Data entries =>

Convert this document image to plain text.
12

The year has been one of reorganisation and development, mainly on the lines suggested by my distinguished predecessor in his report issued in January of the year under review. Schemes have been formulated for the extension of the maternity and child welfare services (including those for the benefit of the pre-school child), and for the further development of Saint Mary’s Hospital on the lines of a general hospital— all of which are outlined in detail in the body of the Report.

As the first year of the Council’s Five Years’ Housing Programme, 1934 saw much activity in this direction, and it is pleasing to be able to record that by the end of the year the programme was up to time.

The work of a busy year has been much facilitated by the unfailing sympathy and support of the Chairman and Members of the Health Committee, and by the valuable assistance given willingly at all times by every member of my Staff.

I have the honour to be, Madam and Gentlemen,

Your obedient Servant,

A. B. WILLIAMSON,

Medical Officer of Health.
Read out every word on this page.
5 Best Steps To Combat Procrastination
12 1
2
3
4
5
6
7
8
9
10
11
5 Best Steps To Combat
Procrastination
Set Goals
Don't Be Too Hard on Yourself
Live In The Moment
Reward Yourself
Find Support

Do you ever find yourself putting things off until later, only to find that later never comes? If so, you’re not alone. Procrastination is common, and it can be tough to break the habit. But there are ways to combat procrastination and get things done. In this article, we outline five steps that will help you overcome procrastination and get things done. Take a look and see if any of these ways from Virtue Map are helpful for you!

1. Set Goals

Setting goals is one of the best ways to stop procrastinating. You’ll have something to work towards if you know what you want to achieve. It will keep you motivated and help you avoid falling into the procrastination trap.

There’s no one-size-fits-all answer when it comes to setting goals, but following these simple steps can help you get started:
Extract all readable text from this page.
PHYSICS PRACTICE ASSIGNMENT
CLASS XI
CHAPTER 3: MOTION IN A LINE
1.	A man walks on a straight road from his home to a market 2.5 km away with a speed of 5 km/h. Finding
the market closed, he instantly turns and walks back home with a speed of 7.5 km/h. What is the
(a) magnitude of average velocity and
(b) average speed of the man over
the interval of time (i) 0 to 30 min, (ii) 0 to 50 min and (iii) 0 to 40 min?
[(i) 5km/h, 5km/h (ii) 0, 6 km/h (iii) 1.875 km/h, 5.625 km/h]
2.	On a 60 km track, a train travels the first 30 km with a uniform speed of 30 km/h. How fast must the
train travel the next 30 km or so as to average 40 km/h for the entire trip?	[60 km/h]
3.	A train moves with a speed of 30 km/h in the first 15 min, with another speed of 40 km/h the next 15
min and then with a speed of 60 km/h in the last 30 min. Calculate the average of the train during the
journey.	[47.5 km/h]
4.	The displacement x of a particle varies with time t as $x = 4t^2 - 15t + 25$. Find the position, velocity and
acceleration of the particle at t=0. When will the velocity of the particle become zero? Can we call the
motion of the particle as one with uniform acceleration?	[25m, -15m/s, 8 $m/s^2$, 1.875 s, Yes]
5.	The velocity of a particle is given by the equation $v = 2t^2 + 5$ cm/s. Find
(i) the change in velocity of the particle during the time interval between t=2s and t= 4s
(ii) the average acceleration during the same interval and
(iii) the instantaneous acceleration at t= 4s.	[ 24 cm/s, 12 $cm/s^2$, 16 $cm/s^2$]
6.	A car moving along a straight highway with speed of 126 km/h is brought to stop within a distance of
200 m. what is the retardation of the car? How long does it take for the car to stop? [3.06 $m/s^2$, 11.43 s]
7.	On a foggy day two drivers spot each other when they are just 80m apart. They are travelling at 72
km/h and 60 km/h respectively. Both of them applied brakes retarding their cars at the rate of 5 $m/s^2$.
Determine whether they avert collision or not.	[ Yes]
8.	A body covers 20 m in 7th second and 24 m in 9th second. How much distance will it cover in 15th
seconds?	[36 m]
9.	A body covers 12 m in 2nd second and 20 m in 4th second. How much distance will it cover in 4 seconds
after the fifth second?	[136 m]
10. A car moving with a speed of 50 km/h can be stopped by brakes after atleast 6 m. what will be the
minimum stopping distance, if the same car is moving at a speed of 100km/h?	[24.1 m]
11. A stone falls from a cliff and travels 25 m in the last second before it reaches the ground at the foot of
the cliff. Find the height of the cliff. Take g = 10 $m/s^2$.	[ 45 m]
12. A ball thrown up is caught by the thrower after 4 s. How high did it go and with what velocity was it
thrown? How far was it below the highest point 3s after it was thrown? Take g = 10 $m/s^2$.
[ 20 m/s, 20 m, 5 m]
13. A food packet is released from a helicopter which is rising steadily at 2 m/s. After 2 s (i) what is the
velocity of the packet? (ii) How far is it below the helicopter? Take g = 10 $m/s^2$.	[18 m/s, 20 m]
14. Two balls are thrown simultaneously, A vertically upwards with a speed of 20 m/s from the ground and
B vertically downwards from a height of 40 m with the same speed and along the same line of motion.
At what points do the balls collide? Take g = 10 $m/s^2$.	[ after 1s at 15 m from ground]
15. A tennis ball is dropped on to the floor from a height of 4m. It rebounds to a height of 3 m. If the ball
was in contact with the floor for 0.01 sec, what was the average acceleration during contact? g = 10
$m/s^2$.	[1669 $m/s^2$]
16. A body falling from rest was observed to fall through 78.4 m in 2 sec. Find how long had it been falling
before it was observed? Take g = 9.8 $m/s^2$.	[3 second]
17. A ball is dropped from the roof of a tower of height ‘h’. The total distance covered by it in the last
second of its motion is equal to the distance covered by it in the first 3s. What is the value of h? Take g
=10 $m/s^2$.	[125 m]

Required task => State the count of lines with the word "thrown" in them, and write nothing else.

Written answer => 3